▸ **Request**: From the records below, pull each line that has "SEKRETERİ".

▸ **Extracted entries**:

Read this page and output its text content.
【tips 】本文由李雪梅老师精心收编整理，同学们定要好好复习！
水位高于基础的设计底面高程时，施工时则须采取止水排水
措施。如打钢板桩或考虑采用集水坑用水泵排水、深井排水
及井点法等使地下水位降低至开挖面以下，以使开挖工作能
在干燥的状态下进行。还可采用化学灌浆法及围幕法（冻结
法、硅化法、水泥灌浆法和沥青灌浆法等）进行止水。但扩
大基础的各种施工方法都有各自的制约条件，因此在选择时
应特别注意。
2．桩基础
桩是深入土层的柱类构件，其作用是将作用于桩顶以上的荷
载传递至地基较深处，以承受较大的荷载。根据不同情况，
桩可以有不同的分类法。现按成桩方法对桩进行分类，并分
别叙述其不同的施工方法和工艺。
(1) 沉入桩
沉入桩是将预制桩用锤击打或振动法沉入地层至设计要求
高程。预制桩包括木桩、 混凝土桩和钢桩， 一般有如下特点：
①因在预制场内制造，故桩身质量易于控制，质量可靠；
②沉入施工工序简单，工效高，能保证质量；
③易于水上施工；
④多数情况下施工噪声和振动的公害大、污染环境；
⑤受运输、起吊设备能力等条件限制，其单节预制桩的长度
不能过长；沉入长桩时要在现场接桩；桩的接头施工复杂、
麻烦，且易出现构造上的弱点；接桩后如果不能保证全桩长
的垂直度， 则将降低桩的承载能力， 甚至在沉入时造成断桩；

--

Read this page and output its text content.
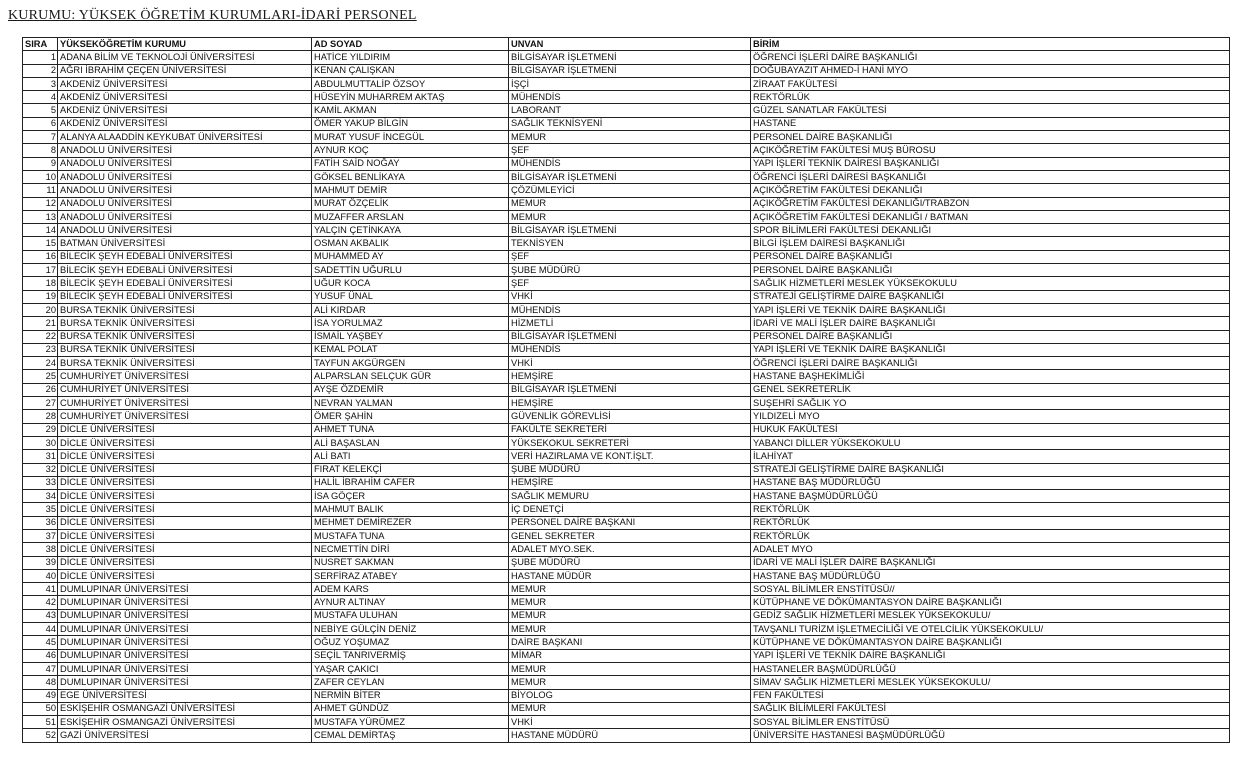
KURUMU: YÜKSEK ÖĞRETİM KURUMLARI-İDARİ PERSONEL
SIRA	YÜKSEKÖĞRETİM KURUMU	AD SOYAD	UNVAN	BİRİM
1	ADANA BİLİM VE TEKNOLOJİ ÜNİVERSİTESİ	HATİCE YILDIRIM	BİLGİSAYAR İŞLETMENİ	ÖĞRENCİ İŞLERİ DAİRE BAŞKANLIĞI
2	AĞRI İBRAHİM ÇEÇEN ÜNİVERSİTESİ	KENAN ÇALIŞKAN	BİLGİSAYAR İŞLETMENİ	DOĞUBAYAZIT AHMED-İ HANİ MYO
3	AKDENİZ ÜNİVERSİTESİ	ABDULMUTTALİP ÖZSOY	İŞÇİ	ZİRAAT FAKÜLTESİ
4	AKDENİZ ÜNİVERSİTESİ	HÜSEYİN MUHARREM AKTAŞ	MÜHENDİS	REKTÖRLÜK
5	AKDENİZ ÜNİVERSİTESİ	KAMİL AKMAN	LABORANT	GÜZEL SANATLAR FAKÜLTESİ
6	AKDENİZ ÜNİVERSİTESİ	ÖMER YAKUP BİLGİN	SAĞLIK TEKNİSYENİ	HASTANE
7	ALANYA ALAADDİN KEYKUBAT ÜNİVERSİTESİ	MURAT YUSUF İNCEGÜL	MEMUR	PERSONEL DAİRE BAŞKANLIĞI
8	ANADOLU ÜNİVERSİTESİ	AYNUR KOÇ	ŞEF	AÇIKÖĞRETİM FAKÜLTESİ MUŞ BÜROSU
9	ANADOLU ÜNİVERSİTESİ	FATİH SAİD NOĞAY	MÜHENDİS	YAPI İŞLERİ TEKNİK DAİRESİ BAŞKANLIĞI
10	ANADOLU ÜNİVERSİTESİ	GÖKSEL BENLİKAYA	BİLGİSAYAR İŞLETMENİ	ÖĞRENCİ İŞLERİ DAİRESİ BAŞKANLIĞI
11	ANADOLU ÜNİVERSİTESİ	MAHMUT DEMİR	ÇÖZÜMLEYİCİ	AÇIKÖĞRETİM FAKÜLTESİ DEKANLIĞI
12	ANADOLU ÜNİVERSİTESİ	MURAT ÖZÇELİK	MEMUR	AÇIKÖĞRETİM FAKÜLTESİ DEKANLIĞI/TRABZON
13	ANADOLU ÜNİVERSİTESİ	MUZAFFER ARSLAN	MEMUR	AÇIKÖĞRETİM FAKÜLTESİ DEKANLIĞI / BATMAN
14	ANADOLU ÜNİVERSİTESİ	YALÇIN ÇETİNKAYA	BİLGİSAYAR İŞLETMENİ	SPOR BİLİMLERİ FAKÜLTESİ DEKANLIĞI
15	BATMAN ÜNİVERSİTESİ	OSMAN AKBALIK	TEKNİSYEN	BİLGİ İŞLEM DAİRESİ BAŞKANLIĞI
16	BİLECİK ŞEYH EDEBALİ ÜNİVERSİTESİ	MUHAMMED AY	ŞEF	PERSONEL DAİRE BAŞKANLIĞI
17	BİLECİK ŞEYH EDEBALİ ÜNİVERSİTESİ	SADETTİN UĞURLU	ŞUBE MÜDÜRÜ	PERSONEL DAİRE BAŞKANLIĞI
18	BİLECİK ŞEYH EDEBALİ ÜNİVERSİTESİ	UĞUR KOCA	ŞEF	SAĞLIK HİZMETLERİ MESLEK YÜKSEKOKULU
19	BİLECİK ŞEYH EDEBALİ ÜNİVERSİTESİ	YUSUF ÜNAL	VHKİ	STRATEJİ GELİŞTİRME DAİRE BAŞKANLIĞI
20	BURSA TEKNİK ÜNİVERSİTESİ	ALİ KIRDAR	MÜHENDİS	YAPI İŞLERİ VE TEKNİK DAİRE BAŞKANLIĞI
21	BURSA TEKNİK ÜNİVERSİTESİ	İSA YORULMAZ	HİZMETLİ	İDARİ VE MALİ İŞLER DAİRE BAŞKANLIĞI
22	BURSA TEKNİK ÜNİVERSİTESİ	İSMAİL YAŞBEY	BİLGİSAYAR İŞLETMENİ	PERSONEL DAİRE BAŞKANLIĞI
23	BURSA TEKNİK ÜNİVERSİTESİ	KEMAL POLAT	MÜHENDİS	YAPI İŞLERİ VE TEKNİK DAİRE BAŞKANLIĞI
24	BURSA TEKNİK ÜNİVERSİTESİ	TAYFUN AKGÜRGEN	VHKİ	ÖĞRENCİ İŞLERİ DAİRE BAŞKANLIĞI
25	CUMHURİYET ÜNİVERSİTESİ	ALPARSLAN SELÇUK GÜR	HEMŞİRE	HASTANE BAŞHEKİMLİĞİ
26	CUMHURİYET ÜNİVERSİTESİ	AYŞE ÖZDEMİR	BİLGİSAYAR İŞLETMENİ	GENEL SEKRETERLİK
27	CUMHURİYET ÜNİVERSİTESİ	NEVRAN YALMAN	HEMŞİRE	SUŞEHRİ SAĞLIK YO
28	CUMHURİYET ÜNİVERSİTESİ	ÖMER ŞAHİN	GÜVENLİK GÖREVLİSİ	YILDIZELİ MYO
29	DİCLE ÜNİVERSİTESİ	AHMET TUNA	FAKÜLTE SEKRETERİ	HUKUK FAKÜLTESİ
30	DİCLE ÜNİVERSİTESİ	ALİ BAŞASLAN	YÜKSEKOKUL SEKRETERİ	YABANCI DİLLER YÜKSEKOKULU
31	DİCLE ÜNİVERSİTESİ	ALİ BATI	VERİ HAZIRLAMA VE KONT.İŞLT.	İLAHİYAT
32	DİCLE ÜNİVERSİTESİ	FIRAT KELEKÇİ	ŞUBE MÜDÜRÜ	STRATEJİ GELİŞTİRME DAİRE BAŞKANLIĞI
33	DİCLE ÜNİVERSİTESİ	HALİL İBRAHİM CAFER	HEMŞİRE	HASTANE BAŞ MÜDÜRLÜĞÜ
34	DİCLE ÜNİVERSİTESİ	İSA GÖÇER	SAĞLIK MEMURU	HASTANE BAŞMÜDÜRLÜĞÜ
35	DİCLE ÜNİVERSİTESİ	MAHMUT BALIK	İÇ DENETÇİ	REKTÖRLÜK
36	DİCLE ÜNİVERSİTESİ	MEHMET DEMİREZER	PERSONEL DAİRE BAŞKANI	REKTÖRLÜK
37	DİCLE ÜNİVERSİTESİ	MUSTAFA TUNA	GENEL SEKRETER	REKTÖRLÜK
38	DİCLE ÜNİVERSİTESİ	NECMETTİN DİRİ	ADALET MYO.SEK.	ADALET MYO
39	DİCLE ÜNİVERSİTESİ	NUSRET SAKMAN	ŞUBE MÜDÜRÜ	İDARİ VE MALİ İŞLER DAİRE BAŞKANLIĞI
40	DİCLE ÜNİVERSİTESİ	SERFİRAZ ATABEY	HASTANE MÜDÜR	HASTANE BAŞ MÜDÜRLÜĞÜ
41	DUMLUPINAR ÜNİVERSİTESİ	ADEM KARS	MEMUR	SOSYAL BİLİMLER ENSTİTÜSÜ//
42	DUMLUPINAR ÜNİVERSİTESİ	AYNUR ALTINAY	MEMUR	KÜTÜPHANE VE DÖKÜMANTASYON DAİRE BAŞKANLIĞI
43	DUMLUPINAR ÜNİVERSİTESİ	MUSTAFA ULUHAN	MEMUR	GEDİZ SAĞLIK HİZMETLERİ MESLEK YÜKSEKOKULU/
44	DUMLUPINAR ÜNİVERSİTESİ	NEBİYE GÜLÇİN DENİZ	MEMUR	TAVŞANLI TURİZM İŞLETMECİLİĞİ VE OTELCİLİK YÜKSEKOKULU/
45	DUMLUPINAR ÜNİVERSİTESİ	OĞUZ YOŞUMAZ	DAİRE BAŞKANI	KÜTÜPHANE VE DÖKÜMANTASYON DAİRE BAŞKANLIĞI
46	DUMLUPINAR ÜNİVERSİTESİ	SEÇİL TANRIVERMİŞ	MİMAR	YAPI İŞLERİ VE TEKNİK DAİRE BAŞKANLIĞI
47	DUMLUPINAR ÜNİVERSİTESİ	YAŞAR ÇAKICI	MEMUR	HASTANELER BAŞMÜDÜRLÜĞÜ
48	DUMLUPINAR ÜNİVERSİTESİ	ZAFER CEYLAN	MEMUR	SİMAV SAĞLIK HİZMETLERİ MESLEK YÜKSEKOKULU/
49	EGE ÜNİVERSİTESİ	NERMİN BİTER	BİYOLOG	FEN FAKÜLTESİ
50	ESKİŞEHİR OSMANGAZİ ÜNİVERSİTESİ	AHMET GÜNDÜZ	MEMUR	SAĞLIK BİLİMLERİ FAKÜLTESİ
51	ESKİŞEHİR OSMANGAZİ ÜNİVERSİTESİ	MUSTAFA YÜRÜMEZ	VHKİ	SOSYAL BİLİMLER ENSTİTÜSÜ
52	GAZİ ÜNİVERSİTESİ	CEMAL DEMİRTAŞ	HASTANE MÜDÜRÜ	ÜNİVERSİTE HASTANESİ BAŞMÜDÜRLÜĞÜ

▸ **Exercise result**:
29	DİCLE ÜNİVERSİTESİ	AHMET TUNA	FAKÜLTE SEKRETERİ	HUKUK FAKÜLTESİ
30	DİCLE ÜNİVERSİTESİ	ALİ BAŞASLAN	YÜKSEKOKUL SEKRETERİ	YABANCI DİLLER YÜKSEKOKULU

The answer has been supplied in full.